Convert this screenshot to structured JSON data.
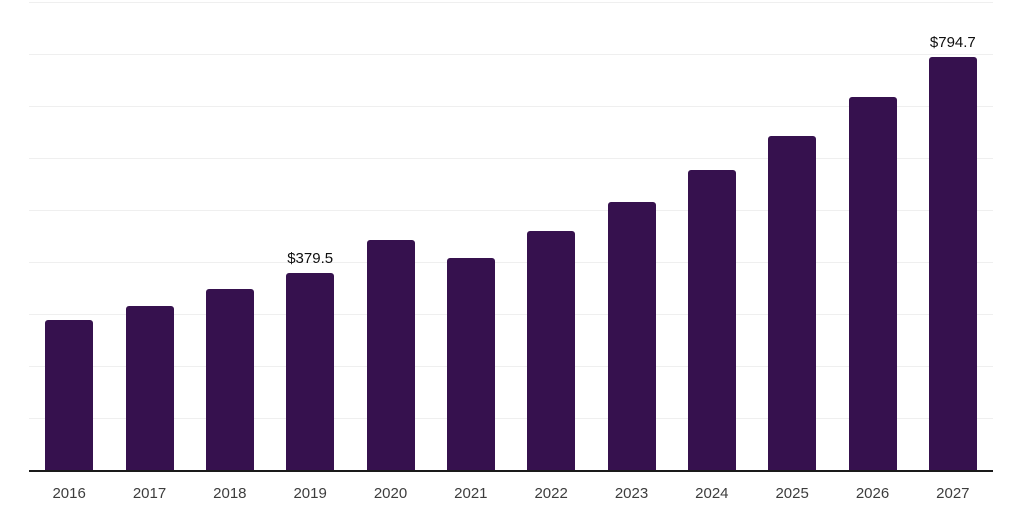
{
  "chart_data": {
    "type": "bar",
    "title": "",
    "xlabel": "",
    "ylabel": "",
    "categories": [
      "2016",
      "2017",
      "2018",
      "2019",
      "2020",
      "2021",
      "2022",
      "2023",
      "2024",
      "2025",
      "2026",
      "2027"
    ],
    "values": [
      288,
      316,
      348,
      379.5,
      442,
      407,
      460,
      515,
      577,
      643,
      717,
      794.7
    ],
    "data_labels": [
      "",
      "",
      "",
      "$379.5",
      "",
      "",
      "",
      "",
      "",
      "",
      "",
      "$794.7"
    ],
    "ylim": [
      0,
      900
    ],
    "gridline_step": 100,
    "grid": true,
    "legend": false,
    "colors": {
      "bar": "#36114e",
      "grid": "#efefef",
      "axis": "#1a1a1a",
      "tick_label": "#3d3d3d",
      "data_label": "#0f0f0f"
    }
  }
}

**********

> Your task
Transcribe the whole listing exactly. Pictures stay out of your copy.

> Result of this task
Convert this screenshot to structured JSON data.
{
  "chart_data": {
    "type": "bar",
    "title": "",
    "xlabel": "",
    "ylabel": "",
    "categories": [
      "2016",
      "2017",
      "2018",
      "2019",
      "2020",
      "2021",
      "2022",
      "2023",
      "2024",
      "2025",
      "2026",
      "2027"
    ],
    "values": [
      288,
      316,
      348,
      379.5,
      442,
      407,
      460,
      515,
      577,
      643,
      717,
      794.7
    ],
    "data_labels": [
      "",
      "",
      "",
      "$379.5",
      "",
      "",
      "",
      "",
      "",
      "",
      "",
      "$794.7"
    ],
    "ylim": [
      0,
      900
    ],
    "gridline_step": 100,
    "grid": true,
    "legend": false,
    "colors": {
      "bar": "#36114e",
      "grid": "#efefef",
      "axis": "#1a1a1a",
      "tick_label": "#3d3d3d",
      "data_label": "#0f0f0f"
    }
  }
}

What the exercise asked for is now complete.